**The data:**

↓↓↓

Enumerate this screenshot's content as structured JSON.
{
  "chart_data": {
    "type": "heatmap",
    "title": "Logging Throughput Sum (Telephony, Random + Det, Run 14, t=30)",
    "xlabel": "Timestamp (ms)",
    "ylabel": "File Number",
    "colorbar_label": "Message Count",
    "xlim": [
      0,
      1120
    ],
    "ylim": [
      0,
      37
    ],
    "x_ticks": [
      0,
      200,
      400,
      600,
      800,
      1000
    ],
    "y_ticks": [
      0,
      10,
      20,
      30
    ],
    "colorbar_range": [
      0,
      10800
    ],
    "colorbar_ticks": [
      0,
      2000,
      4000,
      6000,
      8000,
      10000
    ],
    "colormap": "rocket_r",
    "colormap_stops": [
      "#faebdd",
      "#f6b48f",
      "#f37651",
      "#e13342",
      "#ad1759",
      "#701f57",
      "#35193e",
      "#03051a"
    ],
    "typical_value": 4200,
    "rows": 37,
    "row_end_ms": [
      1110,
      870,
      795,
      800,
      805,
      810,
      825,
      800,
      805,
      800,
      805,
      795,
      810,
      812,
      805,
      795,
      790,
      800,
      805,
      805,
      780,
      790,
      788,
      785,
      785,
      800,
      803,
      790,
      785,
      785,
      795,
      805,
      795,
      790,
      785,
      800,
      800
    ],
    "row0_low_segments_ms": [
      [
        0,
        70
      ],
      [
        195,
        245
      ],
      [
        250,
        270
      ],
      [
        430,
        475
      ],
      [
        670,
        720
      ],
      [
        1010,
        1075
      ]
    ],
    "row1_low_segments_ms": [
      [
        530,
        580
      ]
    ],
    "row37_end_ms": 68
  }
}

↑↑↑
↓↓↓

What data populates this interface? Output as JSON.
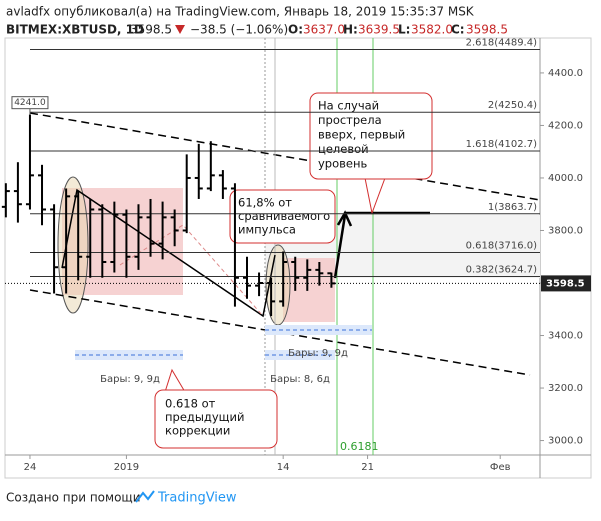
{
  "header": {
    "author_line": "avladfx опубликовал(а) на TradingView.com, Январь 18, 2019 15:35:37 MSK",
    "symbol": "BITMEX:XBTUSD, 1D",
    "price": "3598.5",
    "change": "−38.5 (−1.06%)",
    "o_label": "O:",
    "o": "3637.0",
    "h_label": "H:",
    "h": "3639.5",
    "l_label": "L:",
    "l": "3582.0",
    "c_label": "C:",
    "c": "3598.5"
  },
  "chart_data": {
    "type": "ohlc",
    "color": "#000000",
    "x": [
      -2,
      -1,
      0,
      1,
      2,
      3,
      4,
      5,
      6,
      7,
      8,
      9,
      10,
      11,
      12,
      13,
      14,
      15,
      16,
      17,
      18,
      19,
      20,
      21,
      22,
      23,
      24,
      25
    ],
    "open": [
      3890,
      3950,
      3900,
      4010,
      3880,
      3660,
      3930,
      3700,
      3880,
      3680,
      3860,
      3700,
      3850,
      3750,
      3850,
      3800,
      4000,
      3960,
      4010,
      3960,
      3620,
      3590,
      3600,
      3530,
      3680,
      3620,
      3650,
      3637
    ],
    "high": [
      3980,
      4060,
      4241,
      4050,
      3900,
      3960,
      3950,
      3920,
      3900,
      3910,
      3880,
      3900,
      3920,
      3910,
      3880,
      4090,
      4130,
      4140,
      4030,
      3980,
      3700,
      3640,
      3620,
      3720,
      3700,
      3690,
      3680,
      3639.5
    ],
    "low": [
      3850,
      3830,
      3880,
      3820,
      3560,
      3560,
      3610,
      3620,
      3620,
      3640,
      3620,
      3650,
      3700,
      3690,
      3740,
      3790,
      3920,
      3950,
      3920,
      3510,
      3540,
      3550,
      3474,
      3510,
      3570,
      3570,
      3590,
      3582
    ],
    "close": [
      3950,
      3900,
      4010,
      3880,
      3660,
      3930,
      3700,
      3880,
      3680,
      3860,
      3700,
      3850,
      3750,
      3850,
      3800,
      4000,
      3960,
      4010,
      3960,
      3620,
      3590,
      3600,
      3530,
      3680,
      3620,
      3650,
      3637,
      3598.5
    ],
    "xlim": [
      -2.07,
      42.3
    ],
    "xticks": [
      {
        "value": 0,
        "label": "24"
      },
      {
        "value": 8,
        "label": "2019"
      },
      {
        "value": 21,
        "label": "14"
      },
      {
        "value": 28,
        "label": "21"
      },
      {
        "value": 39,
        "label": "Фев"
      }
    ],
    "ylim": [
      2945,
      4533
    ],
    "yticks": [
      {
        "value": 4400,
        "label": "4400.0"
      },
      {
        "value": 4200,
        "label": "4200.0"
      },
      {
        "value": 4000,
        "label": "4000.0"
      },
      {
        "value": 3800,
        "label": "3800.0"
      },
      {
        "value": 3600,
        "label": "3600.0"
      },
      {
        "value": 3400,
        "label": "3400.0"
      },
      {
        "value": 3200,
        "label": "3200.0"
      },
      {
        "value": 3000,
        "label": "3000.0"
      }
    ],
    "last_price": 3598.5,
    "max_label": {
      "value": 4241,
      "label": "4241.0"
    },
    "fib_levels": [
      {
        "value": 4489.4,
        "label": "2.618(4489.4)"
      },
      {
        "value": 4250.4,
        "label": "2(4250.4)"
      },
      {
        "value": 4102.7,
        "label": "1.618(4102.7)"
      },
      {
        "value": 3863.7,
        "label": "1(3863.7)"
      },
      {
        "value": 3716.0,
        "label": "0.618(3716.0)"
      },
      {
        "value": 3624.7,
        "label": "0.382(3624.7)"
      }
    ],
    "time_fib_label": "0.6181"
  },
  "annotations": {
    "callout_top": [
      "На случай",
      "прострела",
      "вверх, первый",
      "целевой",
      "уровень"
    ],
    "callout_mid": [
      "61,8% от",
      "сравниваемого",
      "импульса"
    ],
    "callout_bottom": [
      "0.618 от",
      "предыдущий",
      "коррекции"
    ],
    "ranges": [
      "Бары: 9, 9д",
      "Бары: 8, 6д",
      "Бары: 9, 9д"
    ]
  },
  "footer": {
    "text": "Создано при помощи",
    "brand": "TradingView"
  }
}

↑↑↑

**What you have to do:** Filter for "TradingView". Return all lines that hold it.

**Result:**
    "author_line": "avladfx опубликовал(а) на TradingView.com, Январь 18, 2019 15:35:37 MSK",
    "brand": "TradingView"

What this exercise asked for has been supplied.